* **Your task**
Return each line of the records with nothing changed, pictures excepted.

* Begin Records for the exercise *

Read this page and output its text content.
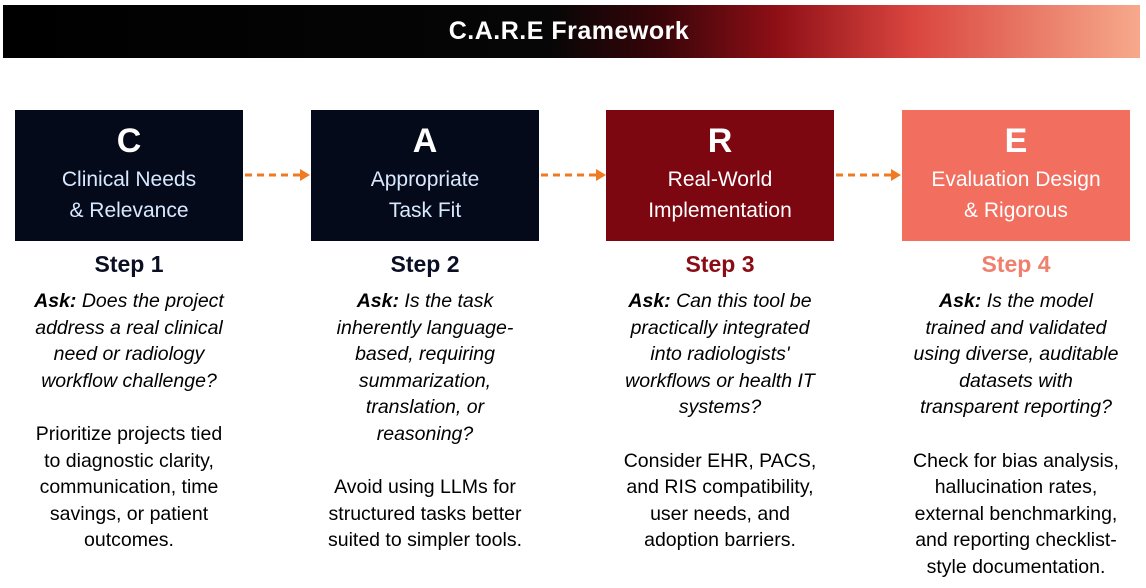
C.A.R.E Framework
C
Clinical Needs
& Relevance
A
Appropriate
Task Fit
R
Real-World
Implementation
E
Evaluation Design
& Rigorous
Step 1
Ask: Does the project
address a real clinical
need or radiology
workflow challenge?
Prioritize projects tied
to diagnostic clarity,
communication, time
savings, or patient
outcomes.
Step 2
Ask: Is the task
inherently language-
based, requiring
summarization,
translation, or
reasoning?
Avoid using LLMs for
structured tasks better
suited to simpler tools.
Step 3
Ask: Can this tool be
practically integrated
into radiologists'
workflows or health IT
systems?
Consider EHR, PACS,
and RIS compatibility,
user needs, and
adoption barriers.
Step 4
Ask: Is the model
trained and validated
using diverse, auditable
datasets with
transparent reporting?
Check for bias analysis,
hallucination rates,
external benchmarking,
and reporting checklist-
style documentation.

* End Records for the exercise *

* **The output**
Read this page and output its text content.
C.A.R.E Framework
C
Clinical Needs
& Relevance
A
Appropriate
Task Fit
R
Real-World
Implementation
E
Evaluation Design
& Rigorous
Step 1
Ask: Does the project
address a real clinical
need or radiology
workflow challenge?
Prioritize projects tied
to diagnostic clarity,
communication, time
savings, or patient
outcomes.
Step 2
Ask: Is the task
inherently language-
based, requiring
summarization,
translation, or
reasoning?
Avoid using LLMs for
structured tasks better
suited to simpler tools.
Step 3
Ask: Can this tool be
practically integrated
into radiologists'
workflows or health IT
systems?
Consider EHR, PACS,
and RIS compatibility,
user needs, and
adoption barriers.
Step 4
Ask: Is the model
trained and validated
using diverse, auditable
datasets with
transparent reporting?
Check for bias analysis,
hallucination rates,
external benchmarking,
and reporting checklist-
style documentation.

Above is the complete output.